* Given problem:
Scan the data below and pick out the lines containing the word "about".

Excerpt from a dataset

──────

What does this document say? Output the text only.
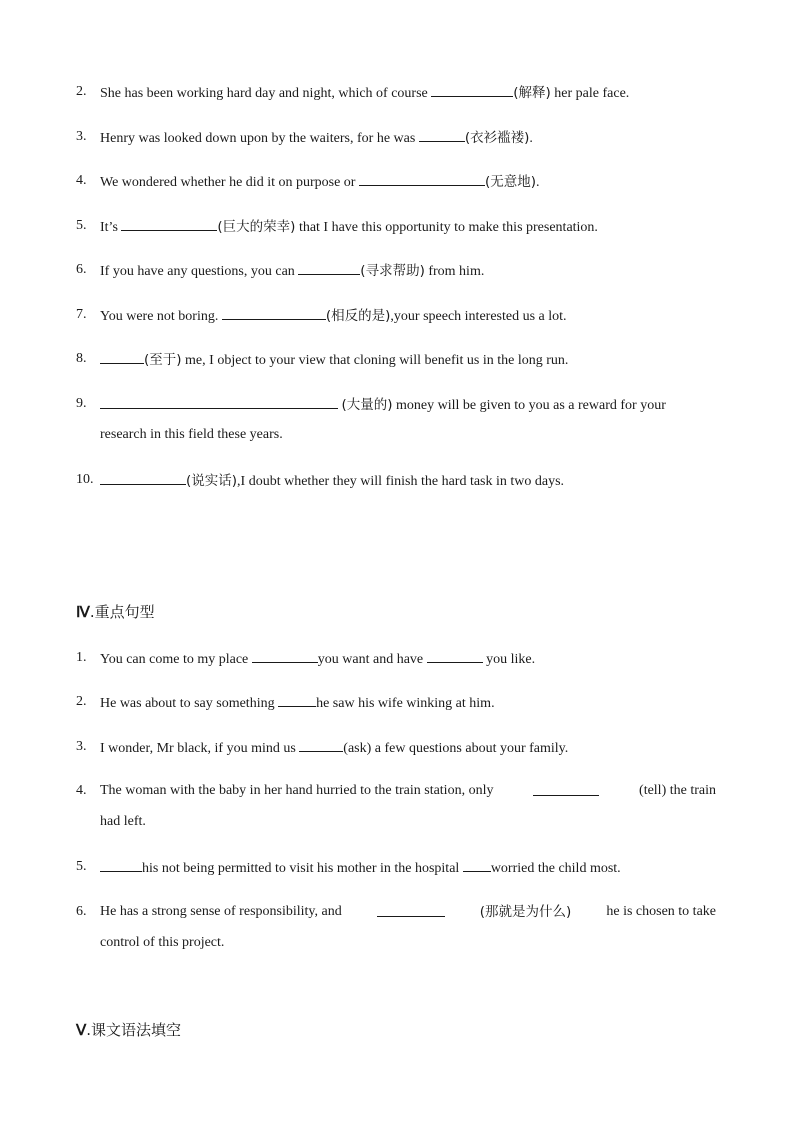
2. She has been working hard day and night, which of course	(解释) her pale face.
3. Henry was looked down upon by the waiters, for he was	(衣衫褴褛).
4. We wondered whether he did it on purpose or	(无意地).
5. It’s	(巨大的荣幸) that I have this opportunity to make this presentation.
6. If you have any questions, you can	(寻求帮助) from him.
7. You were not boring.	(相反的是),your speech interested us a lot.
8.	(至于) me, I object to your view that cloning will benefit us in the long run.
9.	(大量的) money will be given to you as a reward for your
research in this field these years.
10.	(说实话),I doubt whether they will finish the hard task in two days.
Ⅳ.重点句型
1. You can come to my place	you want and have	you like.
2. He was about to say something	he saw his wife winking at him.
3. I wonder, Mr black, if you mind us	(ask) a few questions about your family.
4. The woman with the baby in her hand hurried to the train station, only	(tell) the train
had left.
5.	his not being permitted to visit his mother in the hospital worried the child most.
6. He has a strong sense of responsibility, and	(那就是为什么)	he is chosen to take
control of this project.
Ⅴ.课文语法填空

──────

* Response for this exercise:
2. He was about to say something	he saw his wife winking at him.
3. I wonder, Mr black, if you mind us	(ask) a few questions about your family.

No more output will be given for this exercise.